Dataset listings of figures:
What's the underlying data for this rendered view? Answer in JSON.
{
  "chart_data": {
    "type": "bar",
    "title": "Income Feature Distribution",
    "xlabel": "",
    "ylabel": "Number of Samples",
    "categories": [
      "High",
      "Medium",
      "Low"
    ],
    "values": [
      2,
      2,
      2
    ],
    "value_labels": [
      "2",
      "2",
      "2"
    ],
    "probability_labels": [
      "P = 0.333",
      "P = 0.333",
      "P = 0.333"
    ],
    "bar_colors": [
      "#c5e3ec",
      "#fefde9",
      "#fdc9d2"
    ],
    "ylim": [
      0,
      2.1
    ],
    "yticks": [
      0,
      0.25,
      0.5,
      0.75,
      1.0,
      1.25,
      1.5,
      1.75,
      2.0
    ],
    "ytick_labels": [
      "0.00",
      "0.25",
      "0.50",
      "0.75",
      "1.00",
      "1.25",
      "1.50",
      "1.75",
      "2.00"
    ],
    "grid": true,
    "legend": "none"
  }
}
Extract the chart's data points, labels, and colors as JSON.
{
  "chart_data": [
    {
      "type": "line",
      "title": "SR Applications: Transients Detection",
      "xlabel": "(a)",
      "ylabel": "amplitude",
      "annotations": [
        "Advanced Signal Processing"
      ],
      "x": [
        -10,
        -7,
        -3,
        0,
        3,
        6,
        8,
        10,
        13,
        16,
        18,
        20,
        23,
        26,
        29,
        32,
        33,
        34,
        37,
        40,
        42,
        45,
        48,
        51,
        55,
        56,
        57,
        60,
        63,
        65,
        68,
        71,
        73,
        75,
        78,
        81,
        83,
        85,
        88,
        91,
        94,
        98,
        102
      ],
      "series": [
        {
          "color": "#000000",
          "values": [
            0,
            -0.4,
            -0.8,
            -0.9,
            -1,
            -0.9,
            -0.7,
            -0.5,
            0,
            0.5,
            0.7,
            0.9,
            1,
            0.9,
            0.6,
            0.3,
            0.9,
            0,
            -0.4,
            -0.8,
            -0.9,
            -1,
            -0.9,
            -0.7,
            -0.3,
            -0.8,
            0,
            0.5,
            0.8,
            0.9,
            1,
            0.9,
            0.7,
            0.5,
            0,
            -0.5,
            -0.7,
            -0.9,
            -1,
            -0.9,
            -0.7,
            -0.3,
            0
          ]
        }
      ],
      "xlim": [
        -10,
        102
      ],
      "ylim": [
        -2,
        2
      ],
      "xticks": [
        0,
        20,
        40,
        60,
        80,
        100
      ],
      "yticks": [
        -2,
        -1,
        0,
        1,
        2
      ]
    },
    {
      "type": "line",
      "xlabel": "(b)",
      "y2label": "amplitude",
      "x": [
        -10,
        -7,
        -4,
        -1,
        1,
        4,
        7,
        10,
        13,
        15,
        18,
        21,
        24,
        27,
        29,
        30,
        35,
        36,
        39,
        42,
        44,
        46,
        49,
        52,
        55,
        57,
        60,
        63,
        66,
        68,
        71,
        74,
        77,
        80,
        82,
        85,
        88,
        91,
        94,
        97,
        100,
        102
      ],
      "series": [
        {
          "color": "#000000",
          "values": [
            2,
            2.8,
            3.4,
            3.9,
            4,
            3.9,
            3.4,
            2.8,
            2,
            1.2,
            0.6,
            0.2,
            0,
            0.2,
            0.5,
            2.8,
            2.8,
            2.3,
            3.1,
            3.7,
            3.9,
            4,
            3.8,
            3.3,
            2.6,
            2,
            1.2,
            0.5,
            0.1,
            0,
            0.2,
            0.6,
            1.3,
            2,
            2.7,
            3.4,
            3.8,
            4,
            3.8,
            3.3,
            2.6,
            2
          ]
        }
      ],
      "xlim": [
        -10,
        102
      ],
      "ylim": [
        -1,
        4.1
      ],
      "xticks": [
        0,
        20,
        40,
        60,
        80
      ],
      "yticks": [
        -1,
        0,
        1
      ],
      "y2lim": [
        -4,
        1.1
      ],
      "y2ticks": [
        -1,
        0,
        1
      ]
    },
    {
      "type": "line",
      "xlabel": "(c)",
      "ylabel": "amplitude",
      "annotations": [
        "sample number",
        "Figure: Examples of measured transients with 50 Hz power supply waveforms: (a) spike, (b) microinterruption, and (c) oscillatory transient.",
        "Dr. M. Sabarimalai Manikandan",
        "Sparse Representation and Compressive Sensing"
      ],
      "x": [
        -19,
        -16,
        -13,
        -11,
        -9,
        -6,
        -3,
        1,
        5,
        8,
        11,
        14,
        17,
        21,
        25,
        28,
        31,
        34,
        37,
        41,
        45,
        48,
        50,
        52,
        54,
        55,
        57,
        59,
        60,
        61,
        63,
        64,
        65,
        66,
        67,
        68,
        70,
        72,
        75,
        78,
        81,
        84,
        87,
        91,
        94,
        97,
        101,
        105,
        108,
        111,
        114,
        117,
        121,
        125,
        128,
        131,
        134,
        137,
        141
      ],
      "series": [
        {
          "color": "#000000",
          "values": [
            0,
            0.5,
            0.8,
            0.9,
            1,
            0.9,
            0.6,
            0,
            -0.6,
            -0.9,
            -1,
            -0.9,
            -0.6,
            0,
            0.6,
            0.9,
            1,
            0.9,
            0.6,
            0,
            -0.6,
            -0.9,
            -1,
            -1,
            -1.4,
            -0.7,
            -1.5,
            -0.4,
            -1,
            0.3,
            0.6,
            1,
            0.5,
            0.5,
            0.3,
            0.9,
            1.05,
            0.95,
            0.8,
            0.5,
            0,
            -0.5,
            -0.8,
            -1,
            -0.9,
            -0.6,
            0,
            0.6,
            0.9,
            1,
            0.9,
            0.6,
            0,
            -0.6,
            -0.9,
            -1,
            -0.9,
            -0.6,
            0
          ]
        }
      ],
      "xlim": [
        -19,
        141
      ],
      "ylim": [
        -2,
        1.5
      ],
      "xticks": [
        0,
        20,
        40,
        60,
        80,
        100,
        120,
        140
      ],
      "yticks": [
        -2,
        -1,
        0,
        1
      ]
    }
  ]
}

### WRITTEN REQUEST
Each entry above is to be set down again in exactly the same words.

### TASK OUTPUT
What's the underlying data for this rendered view? Answer in JSON.
{
  "chart_data": {
    "type": "bar",
    "title": "Income Feature Distribution",
    "xlabel": "",
    "ylabel": "Number of Samples",
    "categories": [
      "High",
      "Medium",
      "Low"
    ],
    "values": [
      2,
      2,
      2
    ],
    "value_labels": [
      "2",
      "2",
      "2"
    ],
    "probability_labels": [
      "P = 0.333",
      "P = 0.333",
      "P = 0.333"
    ],
    "bar_colors": [
      "#c5e3ec",
      "#fefde9",
      "#fdc9d2"
    ],
    "ylim": [
      0,
      2.1
    ],
    "yticks": [
      0,
      0.25,
      0.5,
      0.75,
      1.0,
      1.25,
      1.5,
      1.75,
      2.0
    ],
    "ytick_labels": [
      "0.00",
      "0.25",
      "0.50",
      "0.75",
      "1.00",
      "1.25",
      "1.50",
      "1.75",
      "2.00"
    ],
    "grid": true,
    "legend": "none"
  }
}
Extract the chart's data points, labels, and colors as JSON.
{
  "chart_data": [
    {
      "type": "line",
      "title": "SR Applications: Transients Detection",
      "xlabel": "(a)",
      "ylabel": "amplitude",
      "annotations": [
        "Advanced Signal Processing"
      ],
      "x": [
        -10,
        -7,
        -3,
        0,
        3,
        6,
        8,
        10,
        13,
        16,
        18,
        20,
        23,
        26,
        29,
        32,
        33,
        34,
        37,
        40,
        42,
        45,
        48,
        51,
        55,
        56,
        57,
        60,
        63,
        65,
        68,
        71,
        73,
        75,
        78,
        81,
        83,
        85,
        88,
        91,
        94,
        98,
        102
      ],
      "series": [
        {
          "color": "#000000",
          "values": [
            0,
            -0.4,
            -0.8,
            -0.9,
            -1,
            -0.9,
            -0.7,
            -0.5,
            0,
            0.5,
            0.7,
            0.9,
            1,
            0.9,
            0.6,
            0.3,
            0.9,
            0,
            -0.4,
            -0.8,
            -0.9,
            -1,
            -0.9,
            -0.7,
            -0.3,
            -0.8,
            0,
            0.5,
            0.8,
            0.9,
            1,
            0.9,
            0.7,
            0.5,
            0,
            -0.5,
            -0.7,
            -0.9,
            -1,
            -0.9,
            -0.7,
            -0.3,
            0
          ]
        }
      ],
      "xlim": [
        -10,
        102
      ],
      "ylim": [
        -2,
        2
      ],
      "xticks": [
        0,
        20,
        40,
        60,
        80,
        100
      ],
      "yticks": [
        -2,
        -1,
        0,
        1,
        2
      ]
    },
    {
      "type": "line",
      "xlabel": "(b)",
      "y2label": "amplitude",
      "x": [
        -10,
        -7,
        -4,
        -1,
        1,
        4,
        7,
        10,
        13,
        15,
        18,
        21,
        24,
        27,
        29,
        30,
        35,
        36,
        39,
        42,
        44,
        46,
        49,
        52,
        55,
        57,
        60,
        63,
        66,
        68,
        71,
        74,
        77,
        80,
        82,
        85,
        88,
        91,
        94,
        97,
        100,
        102
      ],
      "series": [
        {
          "color": "#000000",
          "values": [
            2,
            2.8,
            3.4,
            3.9,
            4,
            3.9,
            3.4,
            2.8,
            2,
            1.2,
            0.6,
            0.2,
            0,
            0.2,
            0.5,
            2.8,
            2.8,
            2.3,
            3.1,
            3.7,
            3.9,
            4,
            3.8,
            3.3,
            2.6,
            2,
            1.2,
            0.5,
            0.1,
            0,
            0.2,
            0.6,
            1.3,
            2,
            2.7,
            3.4,
            3.8,
            4,
            3.8,
            3.3,
            2.6,
            2
          ]
        }
      ],
      "xlim": [
        -10,
        102
      ],
      "ylim": [
        -1,
        4.1
      ],
      "xticks": [
        0,
        20,
        40,
        60,
        80
      ],
      "yticks": [
        -1,
        0,
        1
      ],
      "y2lim": [
        -4,
        1.1
      ],
      "y2ticks": [
        -1,
        0,
        1
      ]
    },
    {
      "type": "line",
      "xlabel": "(c)",
      "ylabel": "amplitude",
      "annotations": [
        "sample number",
        "Figure: Examples of measured transients with 50 Hz power supply waveforms: (a) spike, (b) microinterruption, and (c) oscillatory transient.",
        "Dr. M. Sabarimalai Manikandan",
        "Sparse Representation and Compressive Sensing"
      ],
      "x": [
        -19,
        -16,
        -13,
        -11,
        -9,
        -6,
        -3,
        1,
        5,
        8,
        11,
        14,
        17,
        21,
        25,
        28,
        31,
        34,
        37,
        41,
        45,
        48,
        50,
        52,
        54,
        55,
        57,
        59,
        60,
        61,
        63,
        64,
        65,
        66,
        67,
        68,
        70,
        72,
        75,
        78,
        81,
        84,
        87,
        91,
        94,
        97,
        101,
        105,
        108,
        111,
        114,
        117,
        121,
        125,
        128,
        131,
        134,
        137,
        141
      ],
      "series": [
        {
          "color": "#000000",
          "values": [
            0,
            0.5,
            0.8,
            0.9,
            1,
            0.9,
            0.6,
            0,
            -0.6,
            -0.9,
            -1,
            -0.9,
            -0.6,
            0,
            0.6,
            0.9,
            1,
            0.9,
            0.6,
            0,
            -0.6,
            -0.9,
            -1,
            -1,
            -1.4,
            -0.7,
            -1.5,
            -0.4,
            -1,
            0.3,
            0.6,
            1,
            0.5,
            0.5,
            0.3,
            0.9,
            1.05,
            0.95,
            0.8,
            0.5,
            0,
            -0.5,
            -0.8,
            -1,
            -0.9,
            -0.6,
            0,
            0.6,
            0.9,
            1,
            0.9,
            0.6,
            0,
            -0.6,
            -0.9,
            -1,
            -0.9,
            -0.6,
            0
          ]
        }
      ],
      "xlim": [
        -19,
        141
      ],
      "ylim": [
        -2,
        1.5
      ],
      "xticks": [
        0,
        20,
        40,
        60,
        80,
        100,
        120,
        140
      ],
      "yticks": [
        -2,
        -1,
        0,
        1
      ]
    }
  ]
}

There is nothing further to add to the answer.